*Data supplied*:
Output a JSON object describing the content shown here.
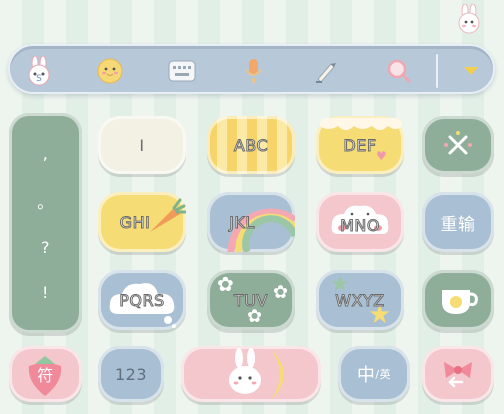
{
  "toolbar": {
    "icons": [
      "rabbit-logo-icon",
      "emoji-face-icon",
      "keyboard-icon",
      "microphone-icon",
      "pen-icon",
      "search-icon",
      "collapse-arrow-icon"
    ]
  },
  "symbols": [
    ",",
    "。",
    "?",
    "!"
  ],
  "keys": {
    "k1": "I",
    "k2": "ABC",
    "k3": "DEF",
    "k4": "GHI",
    "k5": "JKL",
    "k6": "MNO",
    "k7": "PQRS",
    "k8": "TUV",
    "k9": "WXYZ"
  },
  "side": {
    "retype": "重输"
  },
  "bottom": {
    "symbol": "符",
    "num": "123",
    "lang_main": "中",
    "lang_sub": "/英"
  },
  "colors": {
    "toolbar": "#b7c8d9",
    "green": "#8fae9a",
    "blue": "#a9bfd3",
    "yellow": "#f6dc74",
    "pink": "#f3c7cc",
    "cream": "#f3f0e4"
  }
}
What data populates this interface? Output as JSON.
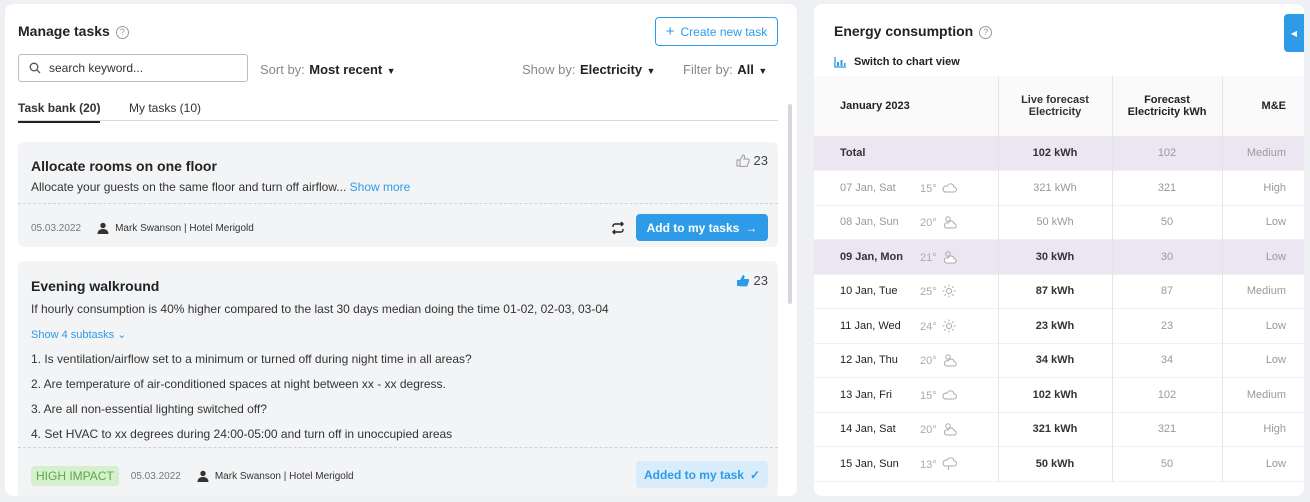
{
  "tasks_panel": {
    "title": "Manage tasks",
    "help_icon": "?",
    "create_button": "Create new task",
    "search_placeholder": "search keyword...",
    "sort_label": "Sort by:",
    "sort_value": "Most recent",
    "show_label": "Show by:",
    "show_value": "Electricity",
    "filter_label": "Filter by:",
    "filter_value": "All",
    "tabs": [
      "Task bank (20)",
      "My tasks (10)"
    ],
    "cards": [
      {
        "title": "Allocate rooms on one floor",
        "description": "Allocate your guests on the same floor and turn off airflow...",
        "show_more": "Show more",
        "likes": "23",
        "date": "05.03.2022",
        "author": "Mark Swanson | Hotel Merigold",
        "action": "Add to my tasks"
      },
      {
        "title": "Evening walkround",
        "description": "If hourly consumption is 40% higher compared to the last 30 days median doing the time 01-02, 02-03, 03-04",
        "show_subtasks": "Show 4 subtasks",
        "subtasks": [
          "1. Is ventilation/airflow set to a minimum or turned off during night time in all areas?",
          "2. Are temperature of air-conditioned spaces at night between xx - xx degress.",
          "3. Are all non-essential lighting switched off?",
          "4. Set HVAC to xx degrees during 24:00-05:00 and turn off in unoccupied areas"
        ],
        "likes": "23",
        "badge": "HIGH IMPACT",
        "date": "05.03.2022",
        "author": "Mark Swanson | Hotel Merigold",
        "action": "Added to my task"
      }
    ]
  },
  "energy_panel": {
    "title": "Energy consumption",
    "help_icon": "?",
    "switch_view": "Switch to chart view",
    "headers": {
      "month": "January 2023",
      "live": "Live forecast Electricity",
      "forecast": "Forecast Electricity kWh",
      "me": "M&E"
    },
    "total": {
      "label": "Total",
      "live": "102 kWh",
      "forecast": "102",
      "me": "Medium"
    },
    "rows": [
      {
        "date": "07 Jan, Sat",
        "temp": "15°",
        "icon": "cloud-icon",
        "live": "321 kWh",
        "forecast": "321",
        "me": "High"
      },
      {
        "date": "08 Jan, Sun",
        "temp": "20°",
        "icon": "partly-cloudy-icon",
        "live": "50 kWh",
        "forecast": "50",
        "me": "Low"
      },
      {
        "date": "09 Jan, Mon",
        "temp": "21°",
        "icon": "partly-cloudy-icon",
        "live": "30 kWh",
        "forecast": "30",
        "me": "Low"
      },
      {
        "date": "10 Jan, Tue",
        "temp": "25°",
        "icon": "sun-icon",
        "live": "87 kWh",
        "forecast": "87",
        "me": "Medium"
      },
      {
        "date": "11 Jan, Wed",
        "temp": "24°",
        "icon": "sun-icon",
        "live": "23 kWh",
        "forecast": "23",
        "me": "Low"
      },
      {
        "date": "12 Jan, Thu",
        "temp": "20°",
        "icon": "partly-cloudy-icon",
        "live": "34 kWh",
        "forecast": "34",
        "me": "Low"
      },
      {
        "date": "13 Jan, Fri",
        "temp": "15°",
        "icon": "cloud-icon",
        "live": "102 kWh",
        "forecast": "102",
        "me": "Medium"
      },
      {
        "date": "14 Jan, Sat",
        "temp": "20°",
        "icon": "partly-cloudy-icon",
        "live": "321 kWh",
        "forecast": "321",
        "me": "High"
      },
      {
        "date": "15 Jan, Sun",
        "temp": "13°",
        "icon": "rain-cloud-icon",
        "live": "50 kWh",
        "forecast": "50",
        "me": "Low"
      }
    ]
  },
  "colors": {
    "accent": "#2d9be8",
    "highlight_row": "#ece6f3",
    "impact_badge": "#d6f0cf"
  }
}
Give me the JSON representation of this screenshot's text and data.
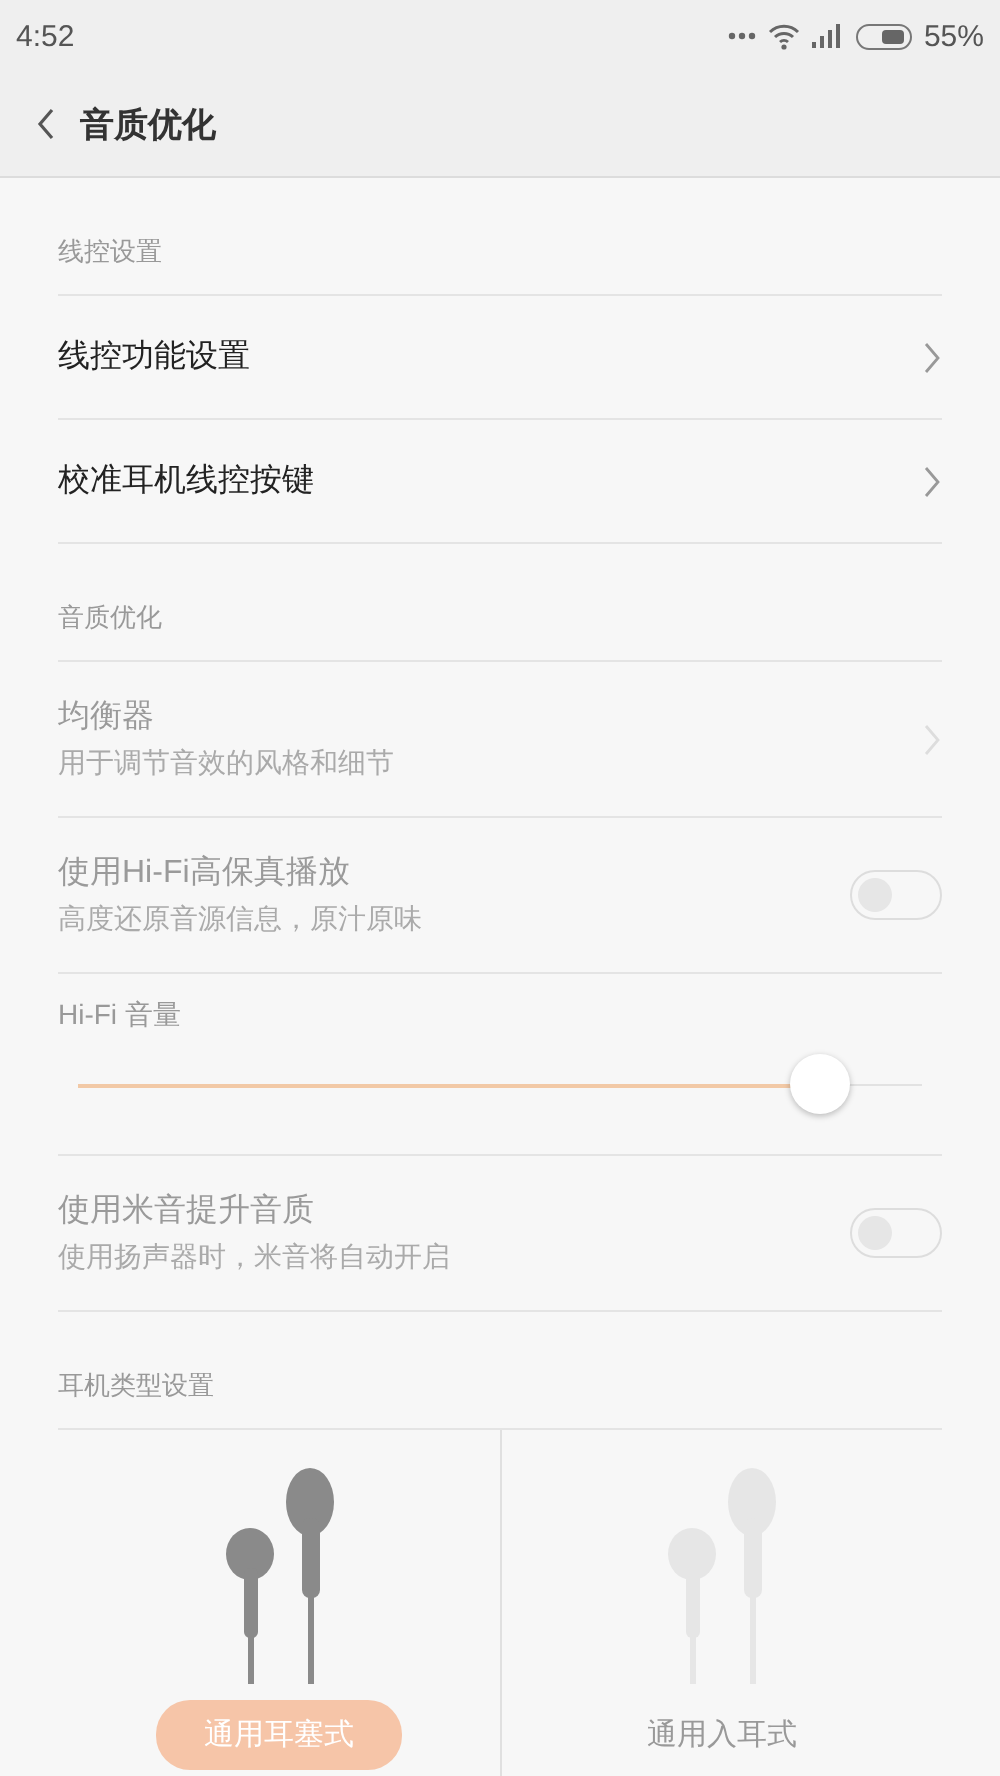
{
  "status_bar": {
    "time": "4:52",
    "battery": "55%"
  },
  "header": {
    "title": "音质优化"
  },
  "sections": [
    {
      "title": "线控设置",
      "items": [
        {
          "kind": "link",
          "title": "线控功能设置",
          "disabled": false
        },
        {
          "kind": "link",
          "title": "校准耳机线控按键",
          "disabled": false
        }
      ]
    },
    {
      "title": "音质优化",
      "items": [
        {
          "kind": "link",
          "title": "均衡器",
          "subtitle": "用于调节音效的风格和细节",
          "disabled": true
        },
        {
          "kind": "toggle",
          "title": "使用Hi-Fi高保真播放",
          "subtitle": "高度还原音源信息，原汁原味",
          "on": false,
          "disabled": true
        },
        {
          "kind": "slider",
          "title": "Hi-Fi 音量",
          "level": 0.88,
          "disabled": true
        },
        {
          "kind": "toggle",
          "title": "使用米音提升音质",
          "subtitle": "使用扬声器时，米音将自动开启",
          "on": false,
          "disabled": true
        }
      ]
    },
    {
      "title": "耳机类型设置"
    }
  ],
  "earphone_types": [
    {
      "label": "通用耳塞式",
      "selected": true
    },
    {
      "label": "通用入耳式",
      "selected": false
    }
  ]
}
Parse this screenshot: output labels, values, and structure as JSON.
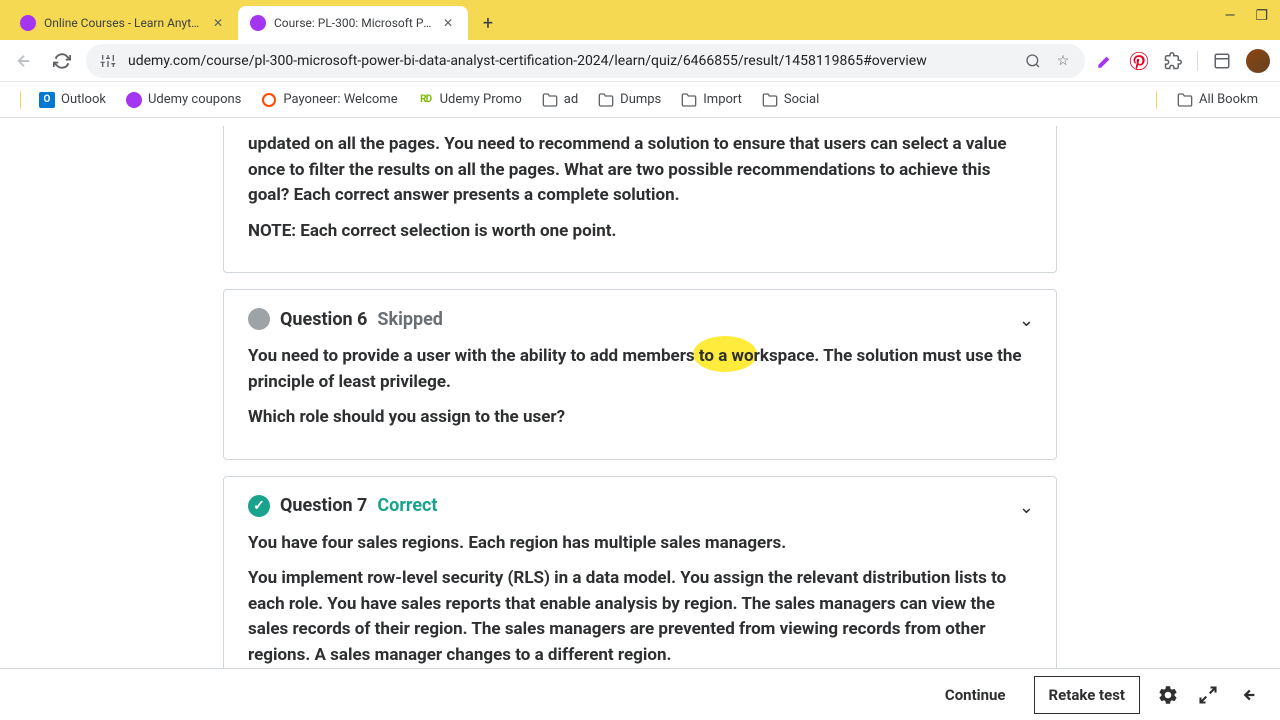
{
  "browser": {
    "tabs": [
      {
        "title": "Online Courses - Learn Anythin"
      },
      {
        "title": "Course: PL-300: Microsoft Powe"
      }
    ],
    "url": "udemy.com/course/pl-300-microsoft-power-bi-data-analyst-certification-2024/learn/quiz/6466855/result/1458119865#overview"
  },
  "bookmarks": {
    "items": [
      {
        "label": "Outlook"
      },
      {
        "label": "Udemy coupons"
      },
      {
        "label": "Payoneer: Welcome"
      },
      {
        "label": "Udemy Promo"
      },
      {
        "label": "ad"
      },
      {
        "label": "Dumps"
      },
      {
        "label": "Import"
      },
      {
        "label": "Social"
      }
    ],
    "all": "All Bookm"
  },
  "questions": {
    "q5": {
      "p1": "updated on all the pages. You need to recommend a solution to ensure that users can select a value once to filter the results on all the pages. What are two possible recommendations to achieve this goal? Each correct answer presents a complete solution.",
      "p2": "NOTE: Each correct selection is worth one point."
    },
    "q6": {
      "title": "Question 6",
      "status": "Skipped",
      "p1": "You need to provide a user with the ability to add members to a workspace. The solution must use the principle of least privilege.",
      "p2": "Which role should you assign to the user?"
    },
    "q7": {
      "title": "Question 7",
      "status": "Correct",
      "p1": "You have four sales regions. Each region has multiple sales managers.",
      "p2": "You implement row-level security (RLS) in a data model. You assign the relevant distribution lists to each role. You have sales reports that enable analysis by region. The sales managers can view the sales records of their region. The sales managers are prevented from viewing records from other regions. A sales manager changes to a different region."
    }
  },
  "footer": {
    "continue": "Continue",
    "retake": "Retake test"
  }
}
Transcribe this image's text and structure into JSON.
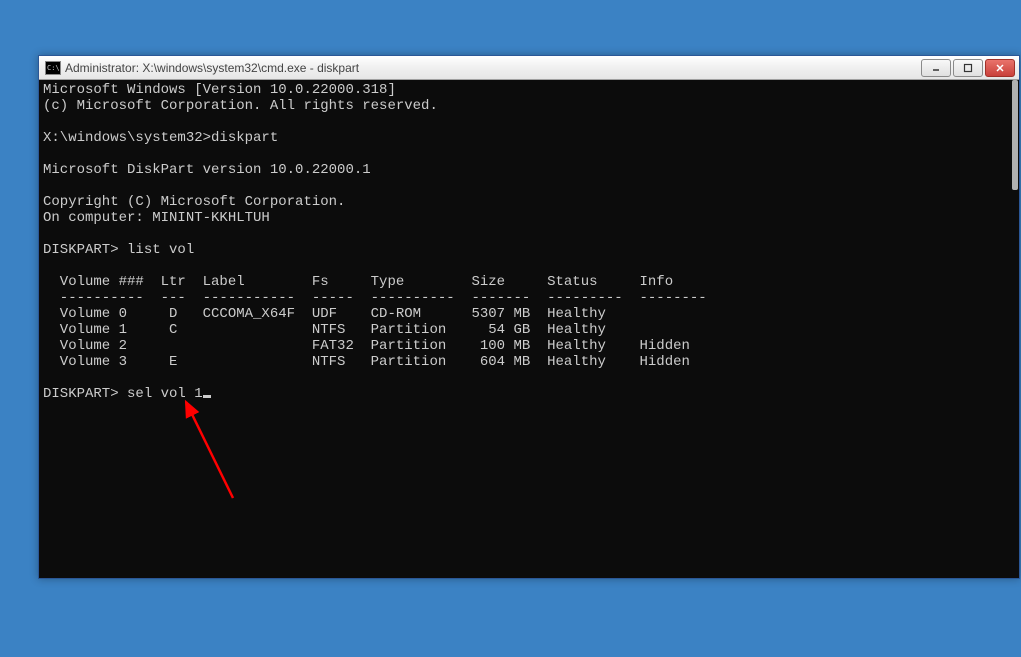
{
  "window": {
    "title": "Administrator: X:\\windows\\system32\\cmd.exe - diskpart"
  },
  "terminal": {
    "line1": "Microsoft Windows [Version 10.0.22000.318]",
    "line2": "(c) Microsoft Corporation. All rights reserved.",
    "blank1": "",
    "prompt1": "X:\\windows\\system32>diskpart",
    "blank2": "",
    "line3": "Microsoft DiskPart version 10.0.22000.1",
    "blank3": "",
    "line4": "Copyright (C) Microsoft Corporation.",
    "line5": "On computer: MININT-KKHLTUH",
    "blank4": "",
    "prompt2": "DISKPART> list vol",
    "blank5": "",
    "header": "  Volume ###  Ltr  Label        Fs     Type        Size     Status     Info",
    "divider": "  ----------  ---  -----------  -----  ----------  -------  ---------  --------",
    "row0": "  Volume 0     D   CCCOMA_X64F  UDF    CD-ROM      5307 MB  Healthy",
    "row1": "  Volume 1     C                NTFS   Partition     54 GB  Healthy",
    "row2": "  Volume 2                      FAT32  Partition    100 MB  Healthy    Hidden",
    "row3": "  Volume 3     E                NTFS   Partition    604 MB  Healthy    Hidden",
    "blank6": "",
    "prompt3_prefix": "DISKPART> ",
    "prompt3_input": "sel vol 1"
  }
}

*Request*: In the entries above, identify every line with the word "search". Copy those lines.

*Exercise answer*:
      "search-icon",
    "search_placeholder": "search keyword...",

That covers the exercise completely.